## [The exercise]
Scan the records and identify every line in which the string "yıllık" occurs, then return those lines.

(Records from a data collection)
* * * *
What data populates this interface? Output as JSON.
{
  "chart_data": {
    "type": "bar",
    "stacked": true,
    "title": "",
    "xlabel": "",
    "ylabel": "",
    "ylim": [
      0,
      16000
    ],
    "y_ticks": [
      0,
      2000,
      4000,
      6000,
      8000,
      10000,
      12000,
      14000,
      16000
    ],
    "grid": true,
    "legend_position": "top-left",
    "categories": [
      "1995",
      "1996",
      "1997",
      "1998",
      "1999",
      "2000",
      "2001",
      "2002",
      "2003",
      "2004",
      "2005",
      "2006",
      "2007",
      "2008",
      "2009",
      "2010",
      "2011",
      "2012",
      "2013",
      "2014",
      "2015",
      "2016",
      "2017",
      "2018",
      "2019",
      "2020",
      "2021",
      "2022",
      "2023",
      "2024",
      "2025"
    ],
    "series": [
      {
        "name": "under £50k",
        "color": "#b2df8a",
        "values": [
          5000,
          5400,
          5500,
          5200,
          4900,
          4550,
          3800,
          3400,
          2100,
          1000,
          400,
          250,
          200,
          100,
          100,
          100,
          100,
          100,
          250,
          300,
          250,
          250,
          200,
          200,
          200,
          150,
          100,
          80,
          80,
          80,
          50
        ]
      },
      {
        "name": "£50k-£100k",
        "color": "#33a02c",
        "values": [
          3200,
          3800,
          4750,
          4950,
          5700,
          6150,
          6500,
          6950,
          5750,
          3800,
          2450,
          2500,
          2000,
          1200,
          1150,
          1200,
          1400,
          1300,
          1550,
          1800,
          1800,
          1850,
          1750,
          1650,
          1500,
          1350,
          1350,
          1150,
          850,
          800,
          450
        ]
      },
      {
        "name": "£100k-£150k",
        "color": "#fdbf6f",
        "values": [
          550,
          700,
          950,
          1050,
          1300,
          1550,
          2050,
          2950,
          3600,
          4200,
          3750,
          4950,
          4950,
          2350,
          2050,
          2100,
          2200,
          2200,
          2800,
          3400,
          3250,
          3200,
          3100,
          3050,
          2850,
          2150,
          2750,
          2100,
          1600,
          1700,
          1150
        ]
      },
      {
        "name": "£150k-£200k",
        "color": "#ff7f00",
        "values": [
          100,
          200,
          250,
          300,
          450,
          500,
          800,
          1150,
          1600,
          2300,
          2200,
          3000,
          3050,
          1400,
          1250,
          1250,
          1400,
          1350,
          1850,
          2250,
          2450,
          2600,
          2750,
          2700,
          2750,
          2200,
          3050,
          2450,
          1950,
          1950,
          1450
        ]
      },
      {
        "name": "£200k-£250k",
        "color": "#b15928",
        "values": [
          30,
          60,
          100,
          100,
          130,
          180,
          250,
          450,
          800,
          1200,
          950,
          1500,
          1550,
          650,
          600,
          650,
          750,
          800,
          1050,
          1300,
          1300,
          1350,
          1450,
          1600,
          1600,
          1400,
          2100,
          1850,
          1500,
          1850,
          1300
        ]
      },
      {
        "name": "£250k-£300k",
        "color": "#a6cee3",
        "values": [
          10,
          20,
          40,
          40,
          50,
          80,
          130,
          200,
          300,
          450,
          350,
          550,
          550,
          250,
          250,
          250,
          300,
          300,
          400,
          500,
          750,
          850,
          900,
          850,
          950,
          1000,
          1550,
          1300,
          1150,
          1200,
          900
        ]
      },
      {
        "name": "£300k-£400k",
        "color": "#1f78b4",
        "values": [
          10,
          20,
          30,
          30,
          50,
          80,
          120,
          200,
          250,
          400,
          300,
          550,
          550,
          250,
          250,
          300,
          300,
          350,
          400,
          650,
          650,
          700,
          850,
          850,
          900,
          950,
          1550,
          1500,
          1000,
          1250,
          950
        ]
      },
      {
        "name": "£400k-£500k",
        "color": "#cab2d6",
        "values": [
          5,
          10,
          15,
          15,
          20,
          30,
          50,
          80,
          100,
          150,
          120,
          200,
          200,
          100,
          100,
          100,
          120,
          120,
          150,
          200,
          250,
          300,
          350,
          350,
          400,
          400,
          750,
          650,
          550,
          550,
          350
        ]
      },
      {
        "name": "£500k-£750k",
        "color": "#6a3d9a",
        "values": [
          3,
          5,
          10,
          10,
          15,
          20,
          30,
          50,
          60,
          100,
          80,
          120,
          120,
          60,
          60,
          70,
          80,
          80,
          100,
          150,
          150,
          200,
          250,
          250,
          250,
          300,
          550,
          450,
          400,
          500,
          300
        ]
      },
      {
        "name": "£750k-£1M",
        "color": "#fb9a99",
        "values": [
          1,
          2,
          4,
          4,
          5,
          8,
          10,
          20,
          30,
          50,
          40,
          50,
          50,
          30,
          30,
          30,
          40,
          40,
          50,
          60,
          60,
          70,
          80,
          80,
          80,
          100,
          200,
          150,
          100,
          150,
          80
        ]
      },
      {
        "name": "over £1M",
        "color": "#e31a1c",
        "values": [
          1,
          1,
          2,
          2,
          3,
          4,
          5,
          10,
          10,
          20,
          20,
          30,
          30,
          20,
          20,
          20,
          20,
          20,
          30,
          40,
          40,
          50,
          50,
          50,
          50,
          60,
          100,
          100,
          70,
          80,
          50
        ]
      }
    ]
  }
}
* * * *
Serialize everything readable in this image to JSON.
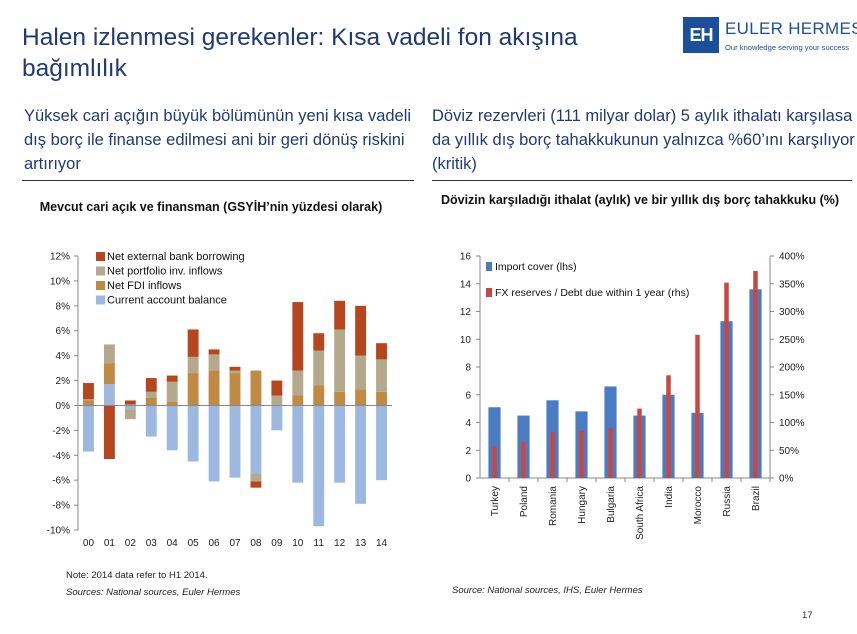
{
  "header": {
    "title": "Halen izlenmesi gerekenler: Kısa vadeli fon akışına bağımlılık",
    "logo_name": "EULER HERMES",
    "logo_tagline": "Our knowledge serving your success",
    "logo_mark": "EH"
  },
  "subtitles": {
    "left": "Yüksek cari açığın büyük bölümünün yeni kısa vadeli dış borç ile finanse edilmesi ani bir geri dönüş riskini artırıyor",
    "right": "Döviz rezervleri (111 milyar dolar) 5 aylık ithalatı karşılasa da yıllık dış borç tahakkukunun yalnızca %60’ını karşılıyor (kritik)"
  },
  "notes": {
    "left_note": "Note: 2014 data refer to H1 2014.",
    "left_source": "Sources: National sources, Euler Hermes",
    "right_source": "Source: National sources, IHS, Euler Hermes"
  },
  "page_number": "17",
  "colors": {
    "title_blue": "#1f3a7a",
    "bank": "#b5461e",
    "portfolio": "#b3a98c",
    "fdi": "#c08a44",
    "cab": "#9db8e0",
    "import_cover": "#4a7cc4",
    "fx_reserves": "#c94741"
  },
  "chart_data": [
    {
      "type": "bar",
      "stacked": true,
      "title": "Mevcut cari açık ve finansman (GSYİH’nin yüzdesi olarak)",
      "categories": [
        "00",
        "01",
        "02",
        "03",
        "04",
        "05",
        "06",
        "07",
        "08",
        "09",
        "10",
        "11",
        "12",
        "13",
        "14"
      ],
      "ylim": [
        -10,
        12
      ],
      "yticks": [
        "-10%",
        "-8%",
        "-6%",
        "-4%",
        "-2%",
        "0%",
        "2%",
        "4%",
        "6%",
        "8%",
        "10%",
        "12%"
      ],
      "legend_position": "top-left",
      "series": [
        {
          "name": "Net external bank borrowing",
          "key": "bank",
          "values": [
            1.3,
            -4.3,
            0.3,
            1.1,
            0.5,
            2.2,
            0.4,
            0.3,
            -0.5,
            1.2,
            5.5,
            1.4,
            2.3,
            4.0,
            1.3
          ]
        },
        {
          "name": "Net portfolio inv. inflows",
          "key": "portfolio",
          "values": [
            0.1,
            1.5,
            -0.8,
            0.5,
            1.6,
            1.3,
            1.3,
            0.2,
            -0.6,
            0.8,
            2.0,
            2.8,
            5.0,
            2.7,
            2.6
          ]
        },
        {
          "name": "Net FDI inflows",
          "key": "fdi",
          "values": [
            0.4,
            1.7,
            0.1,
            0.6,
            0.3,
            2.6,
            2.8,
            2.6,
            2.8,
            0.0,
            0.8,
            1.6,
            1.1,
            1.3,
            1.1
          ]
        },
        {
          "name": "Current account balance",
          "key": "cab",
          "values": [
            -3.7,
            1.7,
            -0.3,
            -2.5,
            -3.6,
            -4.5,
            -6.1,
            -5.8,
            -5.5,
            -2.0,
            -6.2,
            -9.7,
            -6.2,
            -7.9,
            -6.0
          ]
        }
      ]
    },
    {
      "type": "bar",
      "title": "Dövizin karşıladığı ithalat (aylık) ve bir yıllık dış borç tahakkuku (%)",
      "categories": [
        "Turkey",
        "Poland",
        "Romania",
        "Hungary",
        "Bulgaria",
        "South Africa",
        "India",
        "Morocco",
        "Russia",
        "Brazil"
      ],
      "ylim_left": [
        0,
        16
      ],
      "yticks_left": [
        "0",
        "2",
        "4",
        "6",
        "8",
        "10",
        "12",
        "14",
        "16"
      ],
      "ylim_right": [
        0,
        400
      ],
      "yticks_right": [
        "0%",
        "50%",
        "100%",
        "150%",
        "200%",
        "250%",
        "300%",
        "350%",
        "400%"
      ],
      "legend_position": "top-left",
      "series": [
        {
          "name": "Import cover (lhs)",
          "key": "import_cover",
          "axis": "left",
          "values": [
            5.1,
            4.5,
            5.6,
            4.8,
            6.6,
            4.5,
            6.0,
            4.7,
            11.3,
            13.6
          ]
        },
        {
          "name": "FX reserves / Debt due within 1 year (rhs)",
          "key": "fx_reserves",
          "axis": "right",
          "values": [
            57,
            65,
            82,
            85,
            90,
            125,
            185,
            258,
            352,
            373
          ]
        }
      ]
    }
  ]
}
* * * *
## [Answer to the task]
    "right": "Döviz rezervleri (111 milyar dolar) 5 aylık ithalatı karşılasa da yıllık dış borç tahakkukunun yalnızca %60’ını karşılıyor (kritik)"
      "title": "Dövizin karşıladığı ithalat (aylık) ve bir yıllık dış borç tahakkuku (%)",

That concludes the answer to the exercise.